╭─ DATA IN THIS EXERCISE
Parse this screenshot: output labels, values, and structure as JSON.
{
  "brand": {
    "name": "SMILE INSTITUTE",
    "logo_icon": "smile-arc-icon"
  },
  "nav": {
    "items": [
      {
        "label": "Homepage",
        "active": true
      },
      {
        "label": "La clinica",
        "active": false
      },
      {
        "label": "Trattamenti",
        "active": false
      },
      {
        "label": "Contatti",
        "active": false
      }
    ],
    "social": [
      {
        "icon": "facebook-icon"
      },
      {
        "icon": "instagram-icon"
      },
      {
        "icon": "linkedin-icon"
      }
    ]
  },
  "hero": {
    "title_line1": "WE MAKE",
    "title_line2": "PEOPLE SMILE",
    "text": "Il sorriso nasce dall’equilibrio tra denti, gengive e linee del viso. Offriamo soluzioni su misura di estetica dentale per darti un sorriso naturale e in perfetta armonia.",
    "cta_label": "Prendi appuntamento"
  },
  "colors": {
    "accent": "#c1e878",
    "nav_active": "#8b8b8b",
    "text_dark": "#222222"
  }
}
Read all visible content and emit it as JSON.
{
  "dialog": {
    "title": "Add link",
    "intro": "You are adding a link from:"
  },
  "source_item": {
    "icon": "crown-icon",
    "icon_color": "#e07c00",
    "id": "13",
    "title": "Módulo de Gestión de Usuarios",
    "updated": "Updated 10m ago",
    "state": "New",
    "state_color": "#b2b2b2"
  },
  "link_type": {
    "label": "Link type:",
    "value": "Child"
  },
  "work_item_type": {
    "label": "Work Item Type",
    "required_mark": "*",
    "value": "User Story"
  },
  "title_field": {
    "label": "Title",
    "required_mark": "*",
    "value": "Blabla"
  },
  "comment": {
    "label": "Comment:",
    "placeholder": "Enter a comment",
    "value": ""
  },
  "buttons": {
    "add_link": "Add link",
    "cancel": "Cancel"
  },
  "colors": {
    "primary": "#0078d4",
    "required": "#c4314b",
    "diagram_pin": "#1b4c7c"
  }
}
╰─
╭─ DATA IN THIS EXERCISE
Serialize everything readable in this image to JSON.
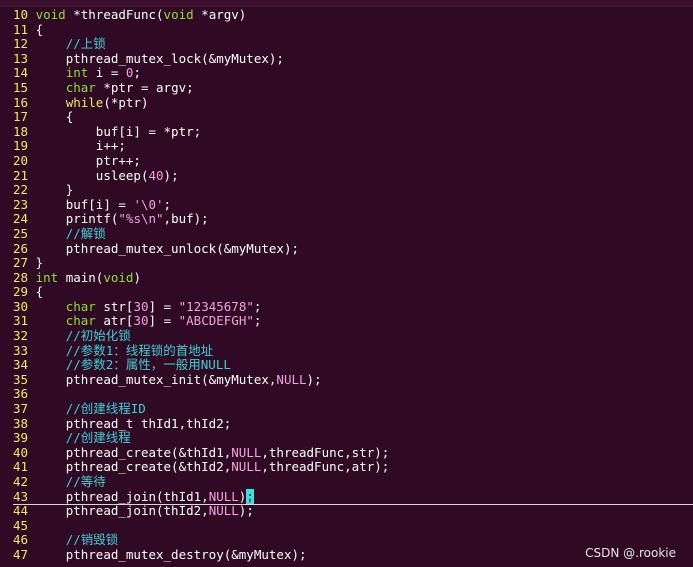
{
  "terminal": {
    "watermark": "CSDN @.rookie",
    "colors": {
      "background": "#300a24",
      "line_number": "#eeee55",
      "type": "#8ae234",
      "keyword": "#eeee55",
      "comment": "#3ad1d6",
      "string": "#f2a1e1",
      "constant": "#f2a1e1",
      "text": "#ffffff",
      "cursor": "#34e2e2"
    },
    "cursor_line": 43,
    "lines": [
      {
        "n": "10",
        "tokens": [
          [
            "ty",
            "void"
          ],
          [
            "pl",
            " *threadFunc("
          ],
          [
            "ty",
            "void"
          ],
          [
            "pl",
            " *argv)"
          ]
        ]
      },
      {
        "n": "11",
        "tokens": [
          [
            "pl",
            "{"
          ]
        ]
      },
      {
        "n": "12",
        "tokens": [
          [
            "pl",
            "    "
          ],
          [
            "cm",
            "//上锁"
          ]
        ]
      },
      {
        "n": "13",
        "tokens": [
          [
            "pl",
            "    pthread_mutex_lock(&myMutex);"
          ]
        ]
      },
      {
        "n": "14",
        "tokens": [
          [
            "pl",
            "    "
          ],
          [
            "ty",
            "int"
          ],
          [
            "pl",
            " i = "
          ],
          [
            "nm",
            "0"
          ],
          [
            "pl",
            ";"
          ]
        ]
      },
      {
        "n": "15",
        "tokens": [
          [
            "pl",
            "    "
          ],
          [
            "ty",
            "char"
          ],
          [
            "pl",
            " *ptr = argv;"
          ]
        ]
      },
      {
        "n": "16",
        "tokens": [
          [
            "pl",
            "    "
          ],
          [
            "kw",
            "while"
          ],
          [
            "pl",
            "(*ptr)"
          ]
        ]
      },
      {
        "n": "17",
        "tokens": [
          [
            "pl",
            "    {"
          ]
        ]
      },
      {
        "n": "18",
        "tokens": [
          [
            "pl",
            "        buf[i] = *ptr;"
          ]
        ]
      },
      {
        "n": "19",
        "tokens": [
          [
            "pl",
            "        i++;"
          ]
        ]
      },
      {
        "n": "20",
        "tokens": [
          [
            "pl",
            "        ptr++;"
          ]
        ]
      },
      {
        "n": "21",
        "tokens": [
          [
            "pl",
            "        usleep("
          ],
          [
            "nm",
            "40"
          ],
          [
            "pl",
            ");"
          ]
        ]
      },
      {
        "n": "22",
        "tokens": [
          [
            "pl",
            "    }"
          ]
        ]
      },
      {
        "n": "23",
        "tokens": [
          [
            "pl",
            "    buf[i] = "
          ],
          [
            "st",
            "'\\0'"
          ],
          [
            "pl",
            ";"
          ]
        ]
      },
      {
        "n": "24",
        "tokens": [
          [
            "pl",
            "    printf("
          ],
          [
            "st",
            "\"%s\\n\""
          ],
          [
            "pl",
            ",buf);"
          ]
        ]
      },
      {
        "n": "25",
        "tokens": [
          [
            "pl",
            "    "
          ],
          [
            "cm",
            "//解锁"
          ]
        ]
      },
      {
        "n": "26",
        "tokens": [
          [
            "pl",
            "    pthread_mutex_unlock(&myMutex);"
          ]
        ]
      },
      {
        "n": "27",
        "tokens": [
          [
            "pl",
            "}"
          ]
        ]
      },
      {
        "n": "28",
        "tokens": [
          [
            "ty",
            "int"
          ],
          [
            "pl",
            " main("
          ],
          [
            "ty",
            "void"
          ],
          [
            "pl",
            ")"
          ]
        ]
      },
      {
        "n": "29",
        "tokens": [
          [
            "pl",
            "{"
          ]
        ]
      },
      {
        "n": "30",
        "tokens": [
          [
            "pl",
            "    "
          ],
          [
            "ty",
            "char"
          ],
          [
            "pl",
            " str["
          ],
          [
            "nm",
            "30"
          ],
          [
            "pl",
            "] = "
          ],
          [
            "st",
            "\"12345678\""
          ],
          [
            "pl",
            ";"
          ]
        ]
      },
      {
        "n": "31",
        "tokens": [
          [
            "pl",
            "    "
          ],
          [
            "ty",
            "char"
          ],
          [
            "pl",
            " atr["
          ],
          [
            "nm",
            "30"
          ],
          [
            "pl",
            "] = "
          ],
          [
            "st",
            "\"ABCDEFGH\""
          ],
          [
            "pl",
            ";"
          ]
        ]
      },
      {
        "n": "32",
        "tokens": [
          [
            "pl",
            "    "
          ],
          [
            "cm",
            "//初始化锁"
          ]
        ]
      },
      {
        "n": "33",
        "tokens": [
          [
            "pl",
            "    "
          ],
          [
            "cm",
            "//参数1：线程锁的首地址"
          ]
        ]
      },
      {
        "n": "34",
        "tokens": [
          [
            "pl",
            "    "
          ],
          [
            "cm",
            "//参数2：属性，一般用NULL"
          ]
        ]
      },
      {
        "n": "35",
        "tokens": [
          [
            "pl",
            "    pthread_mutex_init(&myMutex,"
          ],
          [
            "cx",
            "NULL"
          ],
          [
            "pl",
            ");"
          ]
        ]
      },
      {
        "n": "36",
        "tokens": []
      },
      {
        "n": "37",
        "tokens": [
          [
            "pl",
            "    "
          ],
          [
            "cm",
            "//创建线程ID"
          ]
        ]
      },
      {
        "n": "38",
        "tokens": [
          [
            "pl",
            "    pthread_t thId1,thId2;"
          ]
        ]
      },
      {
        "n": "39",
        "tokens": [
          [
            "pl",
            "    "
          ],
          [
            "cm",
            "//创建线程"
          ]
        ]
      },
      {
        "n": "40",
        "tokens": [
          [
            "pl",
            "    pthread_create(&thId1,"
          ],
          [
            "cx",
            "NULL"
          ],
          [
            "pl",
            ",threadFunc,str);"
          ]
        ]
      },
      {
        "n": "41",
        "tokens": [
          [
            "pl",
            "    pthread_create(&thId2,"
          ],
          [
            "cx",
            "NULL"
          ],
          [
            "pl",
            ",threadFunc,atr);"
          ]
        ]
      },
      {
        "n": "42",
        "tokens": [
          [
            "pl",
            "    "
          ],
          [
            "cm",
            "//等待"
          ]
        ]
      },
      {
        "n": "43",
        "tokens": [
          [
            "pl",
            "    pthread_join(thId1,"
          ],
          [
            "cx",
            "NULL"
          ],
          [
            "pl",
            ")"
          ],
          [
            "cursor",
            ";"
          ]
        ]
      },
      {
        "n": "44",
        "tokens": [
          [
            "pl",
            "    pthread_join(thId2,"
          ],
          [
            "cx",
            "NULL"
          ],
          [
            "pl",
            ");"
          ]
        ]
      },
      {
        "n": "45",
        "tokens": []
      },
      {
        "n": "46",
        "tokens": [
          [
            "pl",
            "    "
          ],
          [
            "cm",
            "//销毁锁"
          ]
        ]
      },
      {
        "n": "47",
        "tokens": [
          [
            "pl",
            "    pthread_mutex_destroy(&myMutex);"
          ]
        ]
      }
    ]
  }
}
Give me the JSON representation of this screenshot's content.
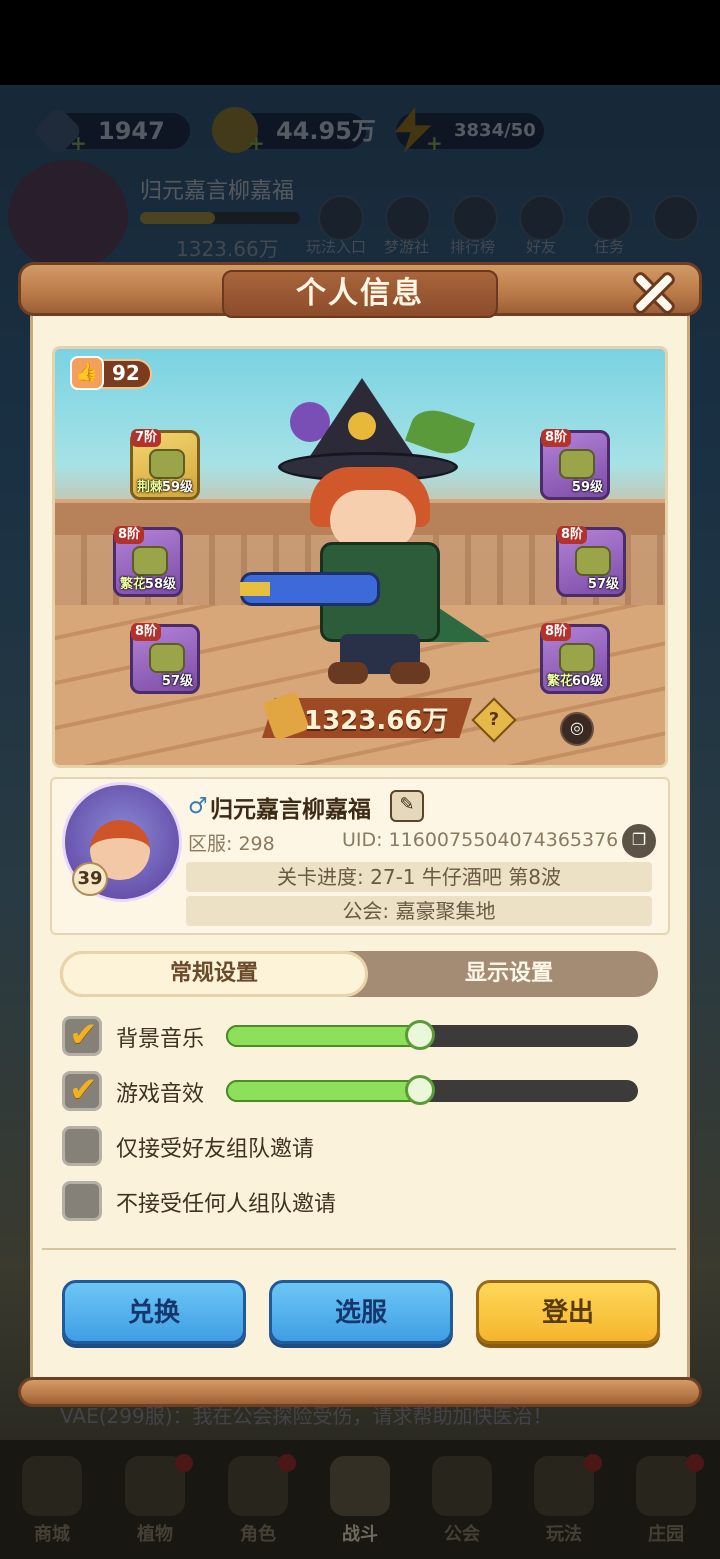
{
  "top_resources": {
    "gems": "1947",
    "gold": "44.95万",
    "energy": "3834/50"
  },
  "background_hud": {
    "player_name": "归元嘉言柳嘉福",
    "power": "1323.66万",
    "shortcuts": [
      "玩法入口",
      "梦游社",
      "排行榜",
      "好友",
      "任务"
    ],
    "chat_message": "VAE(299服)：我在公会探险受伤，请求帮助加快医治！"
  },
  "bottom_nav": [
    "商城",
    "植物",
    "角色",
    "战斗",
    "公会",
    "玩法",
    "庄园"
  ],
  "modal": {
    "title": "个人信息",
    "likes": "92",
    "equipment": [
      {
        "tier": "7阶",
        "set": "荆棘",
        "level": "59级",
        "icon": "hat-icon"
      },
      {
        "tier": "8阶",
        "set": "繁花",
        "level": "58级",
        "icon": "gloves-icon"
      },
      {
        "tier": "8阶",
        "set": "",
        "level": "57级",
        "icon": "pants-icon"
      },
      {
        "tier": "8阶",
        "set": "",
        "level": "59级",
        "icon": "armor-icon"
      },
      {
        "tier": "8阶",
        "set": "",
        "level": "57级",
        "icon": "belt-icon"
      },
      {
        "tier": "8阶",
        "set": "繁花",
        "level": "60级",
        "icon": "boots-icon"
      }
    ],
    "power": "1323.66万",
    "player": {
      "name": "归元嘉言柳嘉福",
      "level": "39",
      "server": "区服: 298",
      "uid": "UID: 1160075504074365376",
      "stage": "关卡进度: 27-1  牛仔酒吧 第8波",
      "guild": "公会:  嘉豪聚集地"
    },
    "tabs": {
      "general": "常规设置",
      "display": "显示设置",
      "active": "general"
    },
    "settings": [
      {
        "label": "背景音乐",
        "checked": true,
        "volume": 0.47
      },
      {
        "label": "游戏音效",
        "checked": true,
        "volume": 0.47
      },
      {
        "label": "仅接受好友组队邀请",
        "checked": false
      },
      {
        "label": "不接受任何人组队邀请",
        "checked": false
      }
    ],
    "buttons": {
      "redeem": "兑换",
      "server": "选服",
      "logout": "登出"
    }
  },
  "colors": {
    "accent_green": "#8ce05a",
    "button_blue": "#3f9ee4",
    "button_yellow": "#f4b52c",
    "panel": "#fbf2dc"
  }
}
╰─
╭─ DATA IN THIS EXERCISE
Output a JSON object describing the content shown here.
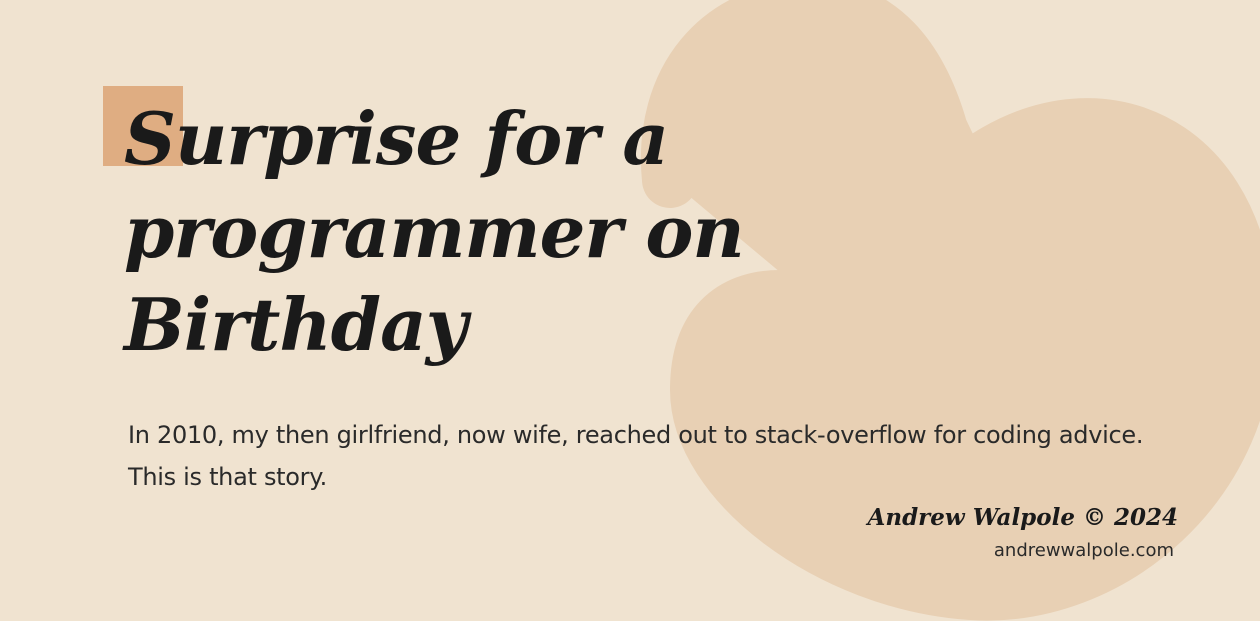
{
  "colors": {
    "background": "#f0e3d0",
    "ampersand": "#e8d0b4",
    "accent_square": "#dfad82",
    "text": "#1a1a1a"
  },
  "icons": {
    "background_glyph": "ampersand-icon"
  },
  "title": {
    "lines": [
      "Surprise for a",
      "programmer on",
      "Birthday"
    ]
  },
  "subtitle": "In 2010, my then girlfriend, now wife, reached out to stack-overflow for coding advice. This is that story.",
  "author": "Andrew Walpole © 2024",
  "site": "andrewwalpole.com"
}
╰─
SHORT EXERCISE: In the entries above, locate every line with the word "JSON" and copy it.

FINAL ANSWER:
Parse this screenshot: output labels, values, and structure as JSON.
Read all visible content and emit it as JSON.
Serialize everything readable in this image to JSON.
Give me the JSON representation of this screenshot's content.
Output a JSON object describing the content shown here.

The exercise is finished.